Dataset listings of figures
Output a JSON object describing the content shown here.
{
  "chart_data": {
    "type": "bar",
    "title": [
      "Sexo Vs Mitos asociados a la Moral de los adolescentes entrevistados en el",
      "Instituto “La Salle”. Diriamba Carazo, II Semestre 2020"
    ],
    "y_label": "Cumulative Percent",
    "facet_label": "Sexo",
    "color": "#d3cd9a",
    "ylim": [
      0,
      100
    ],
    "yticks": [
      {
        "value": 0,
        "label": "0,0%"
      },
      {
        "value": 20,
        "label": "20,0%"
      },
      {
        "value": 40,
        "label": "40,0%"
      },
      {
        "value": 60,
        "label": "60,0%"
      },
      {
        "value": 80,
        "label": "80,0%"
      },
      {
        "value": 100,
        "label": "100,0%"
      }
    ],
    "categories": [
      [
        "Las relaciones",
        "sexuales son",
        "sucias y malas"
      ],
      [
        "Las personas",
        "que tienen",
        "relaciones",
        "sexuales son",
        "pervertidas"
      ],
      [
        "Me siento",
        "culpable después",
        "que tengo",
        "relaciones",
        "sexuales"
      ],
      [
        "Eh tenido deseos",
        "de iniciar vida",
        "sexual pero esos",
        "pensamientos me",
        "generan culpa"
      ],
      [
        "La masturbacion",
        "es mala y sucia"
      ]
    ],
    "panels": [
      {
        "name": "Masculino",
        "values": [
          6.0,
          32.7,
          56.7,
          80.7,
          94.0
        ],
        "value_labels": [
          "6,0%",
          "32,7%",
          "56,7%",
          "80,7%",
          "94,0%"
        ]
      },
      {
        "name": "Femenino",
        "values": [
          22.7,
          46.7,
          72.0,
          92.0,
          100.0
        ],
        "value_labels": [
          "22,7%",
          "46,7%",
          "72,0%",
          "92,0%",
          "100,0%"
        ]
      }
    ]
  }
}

**What the task requires:**
Write out all of the records once more, exactly.

**Task result:**
Output a JSON object describing the content shown here.
{
  "chart_data": {
    "type": "bar",
    "title": [
      "Sexo Vs Mitos asociados a la Moral de los adolescentes entrevistados en el",
      "Instituto “La Salle”. Diriamba Carazo, II Semestre 2020"
    ],
    "y_label": "Cumulative Percent",
    "facet_label": "Sexo",
    "color": "#d3cd9a",
    "ylim": [
      0,
      100
    ],
    "yticks": [
      {
        "value": 0,
        "label": "0,0%"
      },
      {
        "value": 20,
        "label": "20,0%"
      },
      {
        "value": 40,
        "label": "40,0%"
      },
      {
        "value": 60,
        "label": "60,0%"
      },
      {
        "value": 80,
        "label": "80,0%"
      },
      {
        "value": 100,
        "label": "100,0%"
      }
    ],
    "categories": [
      [
        "Las relaciones",
        "sexuales son",
        "sucias y malas"
      ],
      [
        "Las personas",
        "que tienen",
        "relaciones",
        "sexuales son",
        "pervertidas"
      ],
      [
        "Me siento",
        "culpable después",
        "que tengo",
        "relaciones",
        "sexuales"
      ],
      [
        "Eh tenido deseos",
        "de iniciar vida",
        "sexual pero esos",
        "pensamientos me",
        "generan culpa"
      ],
      [
        "La masturbacion",
        "es mala y sucia"
      ]
    ],
    "panels": [
      {
        "name": "Masculino",
        "values": [
          6.0,
          32.7,
          56.7,
          80.7,
          94.0
        ],
        "value_labels": [
          "6,0%",
          "32,7%",
          "56,7%",
          "80,7%",
          "94,0%"
        ]
      },
      {
        "name": "Femenino",
        "values": [
          22.7,
          46.7,
          72.0,
          92.0,
          100.0
        ],
        "value_labels": [
          "22,7%",
          "46,7%",
          "72,0%",
          "92,0%",
          "100,0%"
        ]
      }
    ]
  }
}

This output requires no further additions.